| Task prompt |
Show each line that has the string "screenshot" in it.

| Supplied material |

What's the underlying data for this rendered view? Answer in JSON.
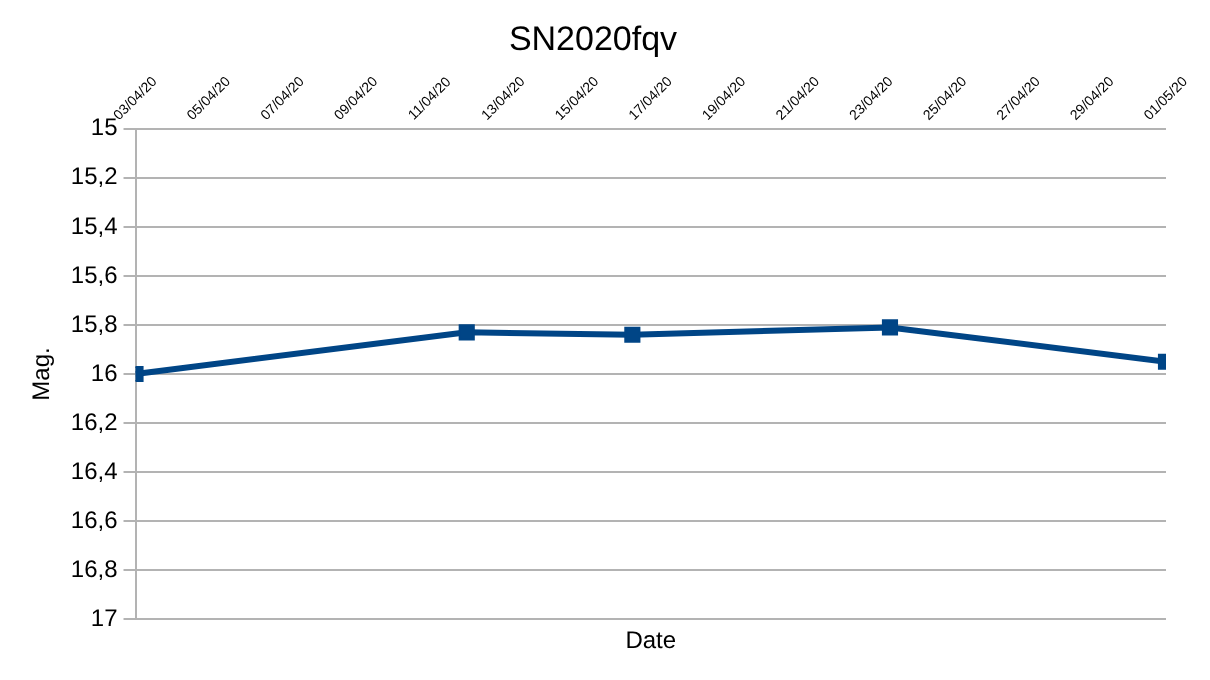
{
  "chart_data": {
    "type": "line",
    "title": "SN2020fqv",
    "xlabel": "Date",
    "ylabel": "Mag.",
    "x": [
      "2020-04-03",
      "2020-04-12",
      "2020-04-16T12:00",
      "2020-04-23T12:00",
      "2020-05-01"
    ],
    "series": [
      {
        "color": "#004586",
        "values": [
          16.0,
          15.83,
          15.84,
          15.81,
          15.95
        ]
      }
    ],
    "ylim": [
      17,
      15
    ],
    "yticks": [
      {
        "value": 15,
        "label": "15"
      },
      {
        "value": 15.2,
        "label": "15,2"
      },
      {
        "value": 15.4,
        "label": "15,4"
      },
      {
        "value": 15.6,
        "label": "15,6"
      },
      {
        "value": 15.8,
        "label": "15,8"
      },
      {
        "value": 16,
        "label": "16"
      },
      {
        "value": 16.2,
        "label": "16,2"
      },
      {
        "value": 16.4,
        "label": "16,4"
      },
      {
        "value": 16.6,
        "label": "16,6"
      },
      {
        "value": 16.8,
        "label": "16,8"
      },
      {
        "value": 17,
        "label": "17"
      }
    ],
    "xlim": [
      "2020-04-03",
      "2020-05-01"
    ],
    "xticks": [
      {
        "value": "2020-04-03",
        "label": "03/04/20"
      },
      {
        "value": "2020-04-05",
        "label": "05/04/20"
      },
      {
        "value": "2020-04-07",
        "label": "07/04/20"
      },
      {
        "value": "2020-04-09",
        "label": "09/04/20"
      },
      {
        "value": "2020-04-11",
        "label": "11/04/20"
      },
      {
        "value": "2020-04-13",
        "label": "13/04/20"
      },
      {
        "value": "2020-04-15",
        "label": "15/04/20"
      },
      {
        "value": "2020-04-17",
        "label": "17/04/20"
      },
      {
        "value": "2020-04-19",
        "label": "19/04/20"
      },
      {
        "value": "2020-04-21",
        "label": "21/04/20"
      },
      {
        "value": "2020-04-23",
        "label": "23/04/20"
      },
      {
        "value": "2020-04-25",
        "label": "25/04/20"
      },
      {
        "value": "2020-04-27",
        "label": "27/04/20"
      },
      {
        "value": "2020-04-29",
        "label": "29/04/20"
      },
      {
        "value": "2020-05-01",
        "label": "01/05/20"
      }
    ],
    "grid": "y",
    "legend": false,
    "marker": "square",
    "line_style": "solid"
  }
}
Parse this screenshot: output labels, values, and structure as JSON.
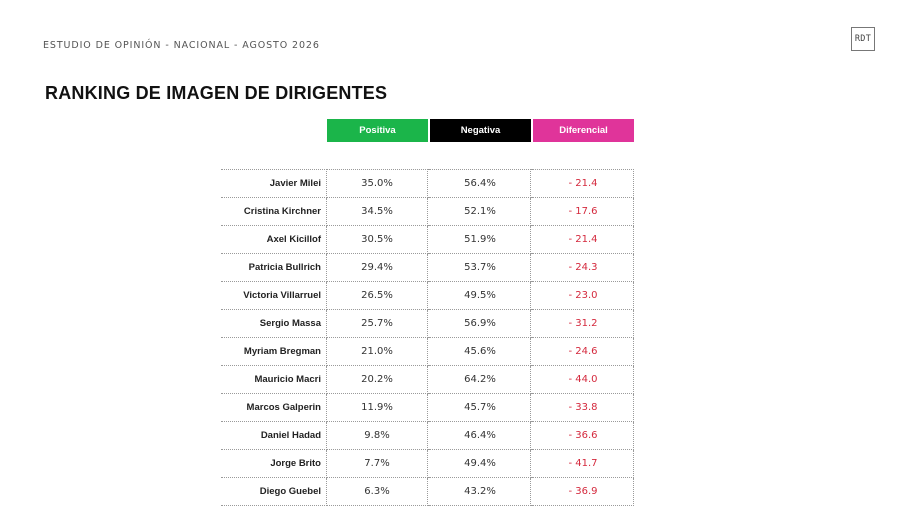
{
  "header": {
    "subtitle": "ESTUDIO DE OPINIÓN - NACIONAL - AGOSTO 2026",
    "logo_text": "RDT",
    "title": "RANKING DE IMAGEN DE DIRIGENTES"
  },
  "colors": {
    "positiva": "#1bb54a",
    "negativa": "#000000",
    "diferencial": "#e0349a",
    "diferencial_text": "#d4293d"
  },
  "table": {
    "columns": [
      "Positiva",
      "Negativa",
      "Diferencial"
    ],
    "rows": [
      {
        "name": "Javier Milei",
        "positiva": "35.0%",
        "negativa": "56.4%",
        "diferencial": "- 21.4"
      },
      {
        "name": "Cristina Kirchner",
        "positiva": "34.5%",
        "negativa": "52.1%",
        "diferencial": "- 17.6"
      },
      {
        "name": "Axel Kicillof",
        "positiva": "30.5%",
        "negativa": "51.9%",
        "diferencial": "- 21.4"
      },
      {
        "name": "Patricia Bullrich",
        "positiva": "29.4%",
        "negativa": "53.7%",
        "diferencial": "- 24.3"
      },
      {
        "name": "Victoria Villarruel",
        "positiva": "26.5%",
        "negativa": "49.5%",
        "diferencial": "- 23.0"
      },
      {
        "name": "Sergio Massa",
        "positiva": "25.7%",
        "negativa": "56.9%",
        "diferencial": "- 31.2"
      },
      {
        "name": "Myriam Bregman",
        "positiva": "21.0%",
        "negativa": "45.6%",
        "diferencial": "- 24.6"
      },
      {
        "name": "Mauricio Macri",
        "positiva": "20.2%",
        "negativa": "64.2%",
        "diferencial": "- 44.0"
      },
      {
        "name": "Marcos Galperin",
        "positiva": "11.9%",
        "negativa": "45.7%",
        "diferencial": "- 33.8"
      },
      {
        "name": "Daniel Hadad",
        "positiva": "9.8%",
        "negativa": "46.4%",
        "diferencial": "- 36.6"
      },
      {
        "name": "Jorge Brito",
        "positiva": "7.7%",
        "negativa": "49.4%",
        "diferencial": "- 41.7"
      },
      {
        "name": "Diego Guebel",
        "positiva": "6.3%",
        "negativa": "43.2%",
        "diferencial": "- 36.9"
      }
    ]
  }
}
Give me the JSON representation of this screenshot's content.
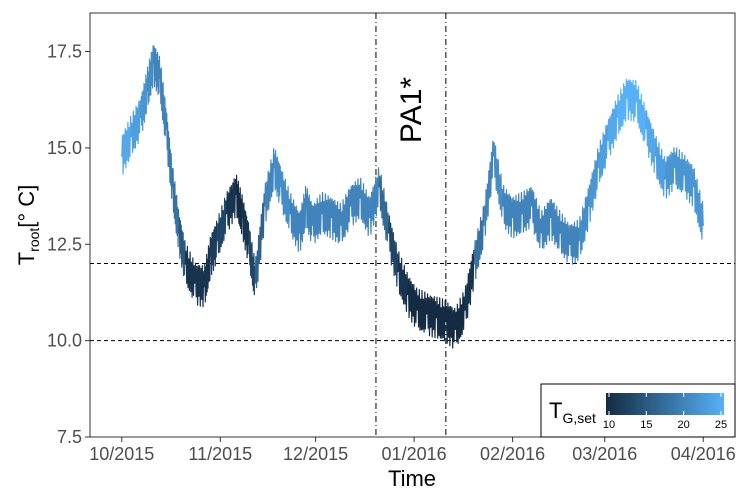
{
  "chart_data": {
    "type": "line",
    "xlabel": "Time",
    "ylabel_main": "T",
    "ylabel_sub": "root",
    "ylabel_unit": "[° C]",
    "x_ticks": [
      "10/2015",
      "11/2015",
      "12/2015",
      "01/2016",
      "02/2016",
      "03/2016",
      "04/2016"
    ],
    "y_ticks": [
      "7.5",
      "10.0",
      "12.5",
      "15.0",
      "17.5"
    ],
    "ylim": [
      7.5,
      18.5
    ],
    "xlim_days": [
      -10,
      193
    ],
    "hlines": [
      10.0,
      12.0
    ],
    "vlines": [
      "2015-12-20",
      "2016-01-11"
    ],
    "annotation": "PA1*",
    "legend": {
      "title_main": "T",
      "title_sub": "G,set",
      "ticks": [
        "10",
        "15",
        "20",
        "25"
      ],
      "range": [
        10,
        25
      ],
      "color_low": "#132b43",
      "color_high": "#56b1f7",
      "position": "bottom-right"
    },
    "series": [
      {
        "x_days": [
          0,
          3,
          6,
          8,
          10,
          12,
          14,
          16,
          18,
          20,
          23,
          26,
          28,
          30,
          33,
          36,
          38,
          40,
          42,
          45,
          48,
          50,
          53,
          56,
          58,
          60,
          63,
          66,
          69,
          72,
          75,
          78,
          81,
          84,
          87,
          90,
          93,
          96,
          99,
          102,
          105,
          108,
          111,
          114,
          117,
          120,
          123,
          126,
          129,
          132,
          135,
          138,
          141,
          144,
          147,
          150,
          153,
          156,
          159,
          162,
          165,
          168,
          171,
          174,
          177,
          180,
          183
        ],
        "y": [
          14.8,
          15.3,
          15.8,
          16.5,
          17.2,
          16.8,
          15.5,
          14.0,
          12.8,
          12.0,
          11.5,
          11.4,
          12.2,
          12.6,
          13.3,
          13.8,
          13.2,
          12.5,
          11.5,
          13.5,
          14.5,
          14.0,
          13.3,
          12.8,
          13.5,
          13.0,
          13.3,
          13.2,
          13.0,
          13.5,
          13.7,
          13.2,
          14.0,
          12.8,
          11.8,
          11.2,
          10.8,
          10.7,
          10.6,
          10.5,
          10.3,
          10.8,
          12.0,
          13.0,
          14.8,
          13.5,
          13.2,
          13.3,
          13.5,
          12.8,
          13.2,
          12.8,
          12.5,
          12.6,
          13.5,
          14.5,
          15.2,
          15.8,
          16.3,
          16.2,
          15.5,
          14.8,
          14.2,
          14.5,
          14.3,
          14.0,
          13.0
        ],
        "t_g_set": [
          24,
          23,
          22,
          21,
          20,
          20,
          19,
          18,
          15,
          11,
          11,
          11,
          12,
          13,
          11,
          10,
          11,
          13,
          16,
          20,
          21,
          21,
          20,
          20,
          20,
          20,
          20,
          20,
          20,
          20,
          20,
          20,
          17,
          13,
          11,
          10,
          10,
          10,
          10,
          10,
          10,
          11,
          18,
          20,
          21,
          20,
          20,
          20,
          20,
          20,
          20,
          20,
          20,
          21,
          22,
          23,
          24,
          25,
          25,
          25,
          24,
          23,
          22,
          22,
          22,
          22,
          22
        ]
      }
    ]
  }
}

| Right answer |
Parse this screenshot: output labels, values, and structure as JSON.
Give me the JSON representation of this screenshot's content.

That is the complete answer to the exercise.